start EXTRACTED MATERIAL

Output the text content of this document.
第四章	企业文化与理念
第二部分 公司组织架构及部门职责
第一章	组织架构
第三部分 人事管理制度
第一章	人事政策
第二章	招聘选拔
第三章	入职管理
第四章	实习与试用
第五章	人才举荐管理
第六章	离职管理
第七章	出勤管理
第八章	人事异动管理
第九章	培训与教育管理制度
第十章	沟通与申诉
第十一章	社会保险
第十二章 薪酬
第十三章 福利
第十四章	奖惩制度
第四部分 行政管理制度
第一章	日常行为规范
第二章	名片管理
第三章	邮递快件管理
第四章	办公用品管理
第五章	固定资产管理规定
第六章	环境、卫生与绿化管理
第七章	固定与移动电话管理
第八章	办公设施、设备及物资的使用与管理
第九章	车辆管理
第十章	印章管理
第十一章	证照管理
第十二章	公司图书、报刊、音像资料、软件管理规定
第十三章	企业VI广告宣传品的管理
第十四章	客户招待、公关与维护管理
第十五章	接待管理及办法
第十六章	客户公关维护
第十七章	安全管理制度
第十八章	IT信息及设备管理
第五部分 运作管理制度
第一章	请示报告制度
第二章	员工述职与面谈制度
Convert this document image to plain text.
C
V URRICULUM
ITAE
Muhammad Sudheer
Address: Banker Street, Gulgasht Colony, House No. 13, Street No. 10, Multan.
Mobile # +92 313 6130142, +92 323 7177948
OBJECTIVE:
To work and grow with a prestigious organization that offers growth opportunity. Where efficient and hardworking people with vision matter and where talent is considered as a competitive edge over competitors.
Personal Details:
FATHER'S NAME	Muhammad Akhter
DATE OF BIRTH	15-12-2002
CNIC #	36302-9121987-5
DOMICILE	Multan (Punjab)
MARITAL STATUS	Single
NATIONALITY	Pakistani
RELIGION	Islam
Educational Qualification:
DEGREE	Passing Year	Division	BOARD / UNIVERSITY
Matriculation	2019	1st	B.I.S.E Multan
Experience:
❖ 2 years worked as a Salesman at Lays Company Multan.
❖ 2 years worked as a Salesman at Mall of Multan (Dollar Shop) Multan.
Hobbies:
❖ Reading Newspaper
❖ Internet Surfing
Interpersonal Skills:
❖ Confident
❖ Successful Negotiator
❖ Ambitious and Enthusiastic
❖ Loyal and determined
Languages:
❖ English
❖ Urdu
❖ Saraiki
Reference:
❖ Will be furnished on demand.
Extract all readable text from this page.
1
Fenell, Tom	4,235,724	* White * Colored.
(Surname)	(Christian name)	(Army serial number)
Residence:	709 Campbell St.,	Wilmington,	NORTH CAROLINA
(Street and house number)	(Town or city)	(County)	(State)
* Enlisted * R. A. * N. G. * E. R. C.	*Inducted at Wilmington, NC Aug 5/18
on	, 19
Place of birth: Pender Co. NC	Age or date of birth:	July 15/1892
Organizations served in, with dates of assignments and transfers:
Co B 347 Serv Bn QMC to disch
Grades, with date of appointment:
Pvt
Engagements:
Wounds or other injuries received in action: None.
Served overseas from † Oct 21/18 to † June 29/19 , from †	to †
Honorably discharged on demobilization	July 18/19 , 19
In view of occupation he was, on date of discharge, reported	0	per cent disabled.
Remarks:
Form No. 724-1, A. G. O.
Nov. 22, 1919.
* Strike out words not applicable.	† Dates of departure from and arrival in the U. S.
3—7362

end EXTRACTED MATERIAL

◆ AIM OF THE EXERCISE ◆
Transcribe the records above exactly as they appear.

◆ RESULT OF THE TASK ◆
Output the text content of this document.
第四章	企业文化与理念
第二部分 公司组织架构及部门职责
第一章	组织架构
第三部分 人事管理制度
第一章	人事政策
第二章	招聘选拔
第三章	入职管理
第四章	实习与试用
第五章	人才举荐管理
第六章	离职管理
第七章	出勤管理
第八章	人事异动管理
第九章	培训与教育管理制度
第十章	沟通与申诉
第十一章	社会保险
第十二章 薪酬
第十三章 福利
第十四章	奖惩制度
第四部分 行政管理制度
第一章	日常行为规范
第二章	名片管理
第三章	邮递快件管理
第四章	办公用品管理
第五章	固定资产管理规定
第六章	环境、卫生与绿化管理
第七章	固定与移动电话管理
第八章	办公设施、设备及物资的使用与管理
第九章	车辆管理
第十章	印章管理
第十一章	证照管理
第十二章	公司图书、报刊、音像资料、软件管理规定
第十三章	企业VI广告宣传品的管理
第十四章	客户招待、公关与维护管理
第十五章	接待管理及办法
第十六章	客户公关维护
第十七章	安全管理制度
第十八章	IT信息及设备管理
第五部分 运作管理制度
第一章	请示报告制度
第二章	员工述职与面谈制度
Convert this document image to plain text.
C
V URRICULUM
ITAE
Muhammad Sudheer
Address: Banker Street, Gulgasht Colony, House No. 13, Street No. 10, Multan.
Mobile # +92 313 6130142, +92 323 7177948
OBJECTIVE:
To work and grow with a prestigious organization that offers growth opportunity. Where efficient and hardworking people with vision matter and where talent is considered as a competitive edge over competitors.
Personal Details:
FATHER'S NAME	Muhammad Akhter
DATE OF BIRTH	15-12-2002
CNIC #	36302-9121987-5
DOMICILE	Multan (Punjab)
MARITAL STATUS	Single
NATIONALITY	Pakistani
RELIGION	Islam
Educational Qualification:
DEGREE	Passing Year	Division	BOARD / UNIVERSITY
Matriculation	2019	1st	B.I.S.E Multan
Experience:
❖ 2 years worked as a Salesman at Lays Company Multan.
❖ 2 years worked as a Salesman at Mall of Multan (Dollar Shop) Multan.
Hobbies:
❖ Reading Newspaper
❖ Internet Surfing
Interpersonal Skills:
❖ Confident
❖ Successful Negotiator
❖ Ambitious and Enthusiastic
❖ Loyal and determined
Languages:
❖ English
❖ Urdu
❖ Saraiki
Reference:
❖ Will be furnished on demand.
Extract all readable text from this page.
1
Fenell, Tom	4,235,724	* White * Colored.
(Surname)	(Christian name)	(Army serial number)
Residence:	709 Campbell St.,	Wilmington,	NORTH CAROLINA
(Street and house number)	(Town or city)	(County)	(State)
* Enlisted * R. A. * N. G. * E. R. C.	*Inducted at Wilmington, NC Aug 5/18
on	, 19
Place of birth: Pender Co. NC	Age or date of birth:	July 15/1892
Organizations served in, with dates of assignments and transfers:
Co B 347 Serv Bn QMC to disch
Grades, with date of appointment:
Pvt
Engagements:
Wounds or other injuries received in action: None.
Served overseas from † Oct 21/18 to † June 29/19 , from †	to †
Honorably discharged on demobilization	July 18/19 , 19
In view of occupation he was, on date of discharge, reported	0	per cent disabled.
Remarks:
Form No. 724-1, A. G. O.
Nov. 22, 1919.
* Strike out words not applicable.	† Dates of departure from and arrival in the U. S.
3—7362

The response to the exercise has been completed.